### [The request]
Go through the records and give each one again exactly.

### [Records to process]
○ ○ ○ ○ ○ ○ ○

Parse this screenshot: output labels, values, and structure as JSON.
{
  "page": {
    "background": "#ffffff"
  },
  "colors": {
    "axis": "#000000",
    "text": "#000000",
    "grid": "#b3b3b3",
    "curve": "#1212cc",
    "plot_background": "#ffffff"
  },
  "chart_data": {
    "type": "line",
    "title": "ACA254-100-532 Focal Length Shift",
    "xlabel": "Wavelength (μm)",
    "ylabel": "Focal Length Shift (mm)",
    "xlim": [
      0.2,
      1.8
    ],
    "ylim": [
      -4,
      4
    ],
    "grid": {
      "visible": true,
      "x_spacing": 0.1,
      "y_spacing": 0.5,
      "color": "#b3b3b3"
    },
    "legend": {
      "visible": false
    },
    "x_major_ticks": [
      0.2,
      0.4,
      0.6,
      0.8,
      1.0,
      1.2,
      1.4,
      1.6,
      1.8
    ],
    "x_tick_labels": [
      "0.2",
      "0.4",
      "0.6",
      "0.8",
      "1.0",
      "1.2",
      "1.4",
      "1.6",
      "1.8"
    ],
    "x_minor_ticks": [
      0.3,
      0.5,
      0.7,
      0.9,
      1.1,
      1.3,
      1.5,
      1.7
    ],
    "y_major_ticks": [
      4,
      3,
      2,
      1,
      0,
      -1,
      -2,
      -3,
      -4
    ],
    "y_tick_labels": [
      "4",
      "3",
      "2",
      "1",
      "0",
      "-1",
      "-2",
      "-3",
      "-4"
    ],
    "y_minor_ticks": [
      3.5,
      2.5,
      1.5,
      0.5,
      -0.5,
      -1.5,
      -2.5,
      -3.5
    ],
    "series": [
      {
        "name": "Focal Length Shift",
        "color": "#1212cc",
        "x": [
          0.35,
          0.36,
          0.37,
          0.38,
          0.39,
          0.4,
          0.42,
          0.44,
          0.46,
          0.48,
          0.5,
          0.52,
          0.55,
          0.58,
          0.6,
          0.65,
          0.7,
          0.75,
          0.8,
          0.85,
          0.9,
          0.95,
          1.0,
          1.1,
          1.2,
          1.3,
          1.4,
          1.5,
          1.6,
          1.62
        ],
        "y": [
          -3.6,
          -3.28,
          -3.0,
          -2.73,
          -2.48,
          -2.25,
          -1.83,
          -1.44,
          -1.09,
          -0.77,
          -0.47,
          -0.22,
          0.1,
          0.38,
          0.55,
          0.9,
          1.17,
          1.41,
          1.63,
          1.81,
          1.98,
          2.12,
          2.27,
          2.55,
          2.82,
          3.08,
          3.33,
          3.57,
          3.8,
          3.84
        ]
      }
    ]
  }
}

○ ○ ○ ○ ○ ○ ○

### [Right answer]
Parse this screenshot: output labels, values, and structure as JSON.
{
  "page": {
    "background": "#ffffff"
  },
  "colors": {
    "axis": "#000000",
    "text": "#000000",
    "grid": "#b3b3b3",
    "curve": "#1212cc",
    "plot_background": "#ffffff"
  },
  "chart_data": {
    "type": "line",
    "title": "ACA254-100-532 Focal Length Shift",
    "xlabel": "Wavelength (μm)",
    "ylabel": "Focal Length Shift (mm)",
    "xlim": [
      0.2,
      1.8
    ],
    "ylim": [
      -4,
      4
    ],
    "grid": {
      "visible": true,
      "x_spacing": 0.1,
      "y_spacing": 0.5,
      "color": "#b3b3b3"
    },
    "legend": {
      "visible": false
    },
    "x_major_ticks": [
      0.2,
      0.4,
      0.6,
      0.8,
      1.0,
      1.2,
      1.4,
      1.6,
      1.8
    ],
    "x_tick_labels": [
      "0.2",
      "0.4",
      "0.6",
      "0.8",
      "1.0",
      "1.2",
      "1.4",
      "1.6",
      "1.8"
    ],
    "x_minor_ticks": [
      0.3,
      0.5,
      0.7,
      0.9,
      1.1,
      1.3,
      1.5,
      1.7
    ],
    "y_major_ticks": [
      4,
      3,
      2,
      1,
      0,
      -1,
      -2,
      -3,
      -4
    ],
    "y_tick_labels": [
      "4",
      "3",
      "2",
      "1",
      "0",
      "-1",
      "-2",
      "-3",
      "-4"
    ],
    "y_minor_ticks": [
      3.5,
      2.5,
      1.5,
      0.5,
      -0.5,
      -1.5,
      -2.5,
      -3.5
    ],
    "series": [
      {
        "name": "Focal Length Shift",
        "color": "#1212cc",
        "x": [
          0.35,
          0.36,
          0.37,
          0.38,
          0.39,
          0.4,
          0.42,
          0.44,
          0.46,
          0.48,
          0.5,
          0.52,
          0.55,
          0.58,
          0.6,
          0.65,
          0.7,
          0.75,
          0.8,
          0.85,
          0.9,
          0.95,
          1.0,
          1.1,
          1.2,
          1.3,
          1.4,
          1.5,
          1.6,
          1.62
        ],
        "y": [
          -3.6,
          -3.28,
          -3.0,
          -2.73,
          -2.48,
          -2.25,
          -1.83,
          -1.44,
          -1.09,
          -0.77,
          -0.47,
          -0.22,
          0.1,
          0.38,
          0.55,
          0.9,
          1.17,
          1.41,
          1.63,
          1.81,
          1.98,
          2.12,
          2.27,
          2.55,
          2.82,
          3.08,
          3.33,
          3.57,
          3.8,
          3.84
        ]
      }
    ]
  }
}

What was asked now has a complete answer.